**PROBLEM**
Return the entries below verbatim. Pictures stay out.

Part of a data file
** BEGIN **

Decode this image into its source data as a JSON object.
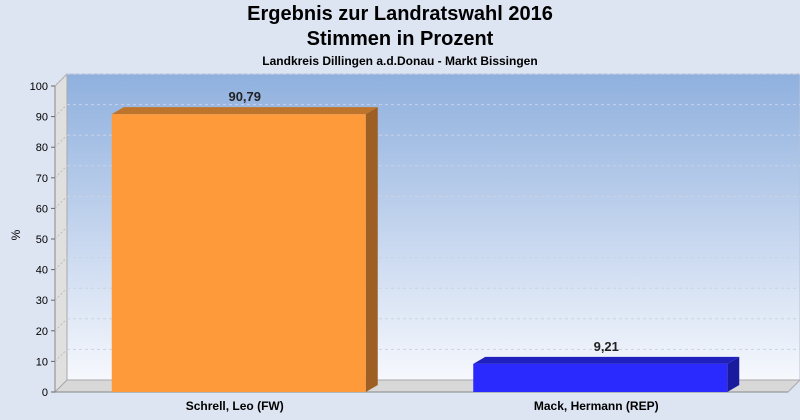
{
  "header": {
    "title": "Ergebnis zur Landratswahl 2016",
    "subtitle": "Stimmen in Prozent",
    "caption": "Landkreis Dillingen a.d.Donau - Markt Bissingen"
  },
  "chart_data": {
    "type": "bar",
    "ylabel": "%",
    "xlabel": "",
    "ylim": [
      0,
      100
    ],
    "yticks": [
      0,
      10,
      20,
      30,
      40,
      50,
      60,
      70,
      80,
      90,
      100
    ],
    "grid": true,
    "legend": "none",
    "categories": [
      "Schrell, Leo (FW)",
      "Mack, Hermann (REP)"
    ],
    "values": [
      90.79,
      9.21
    ],
    "value_labels": [
      "90,79",
      "9,21"
    ],
    "colors": [
      "#ff9a3a",
      "#2a2aff"
    ]
  }
}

** END **

**SOLUTION FOR THIS TASK**
Decode this image into its source data as a JSON object.
{
  "header": {
    "title": "Ergebnis zur Landratswahl 2016",
    "subtitle": "Stimmen in Prozent",
    "caption": "Landkreis Dillingen a.d.Donau - Markt Bissingen"
  },
  "chart_data": {
    "type": "bar",
    "ylabel": "%",
    "xlabel": "",
    "ylim": [
      0,
      100
    ],
    "yticks": [
      0,
      10,
      20,
      30,
      40,
      50,
      60,
      70,
      80,
      90,
      100
    ],
    "grid": true,
    "legend": "none",
    "categories": [
      "Schrell, Leo (FW)",
      "Mack, Hermann (REP)"
    ],
    "values": [
      90.79,
      9.21
    ],
    "value_labels": [
      "90,79",
      "9,21"
    ],
    "colors": [
      "#ff9a3a",
      "#2a2aff"
    ]
  }
}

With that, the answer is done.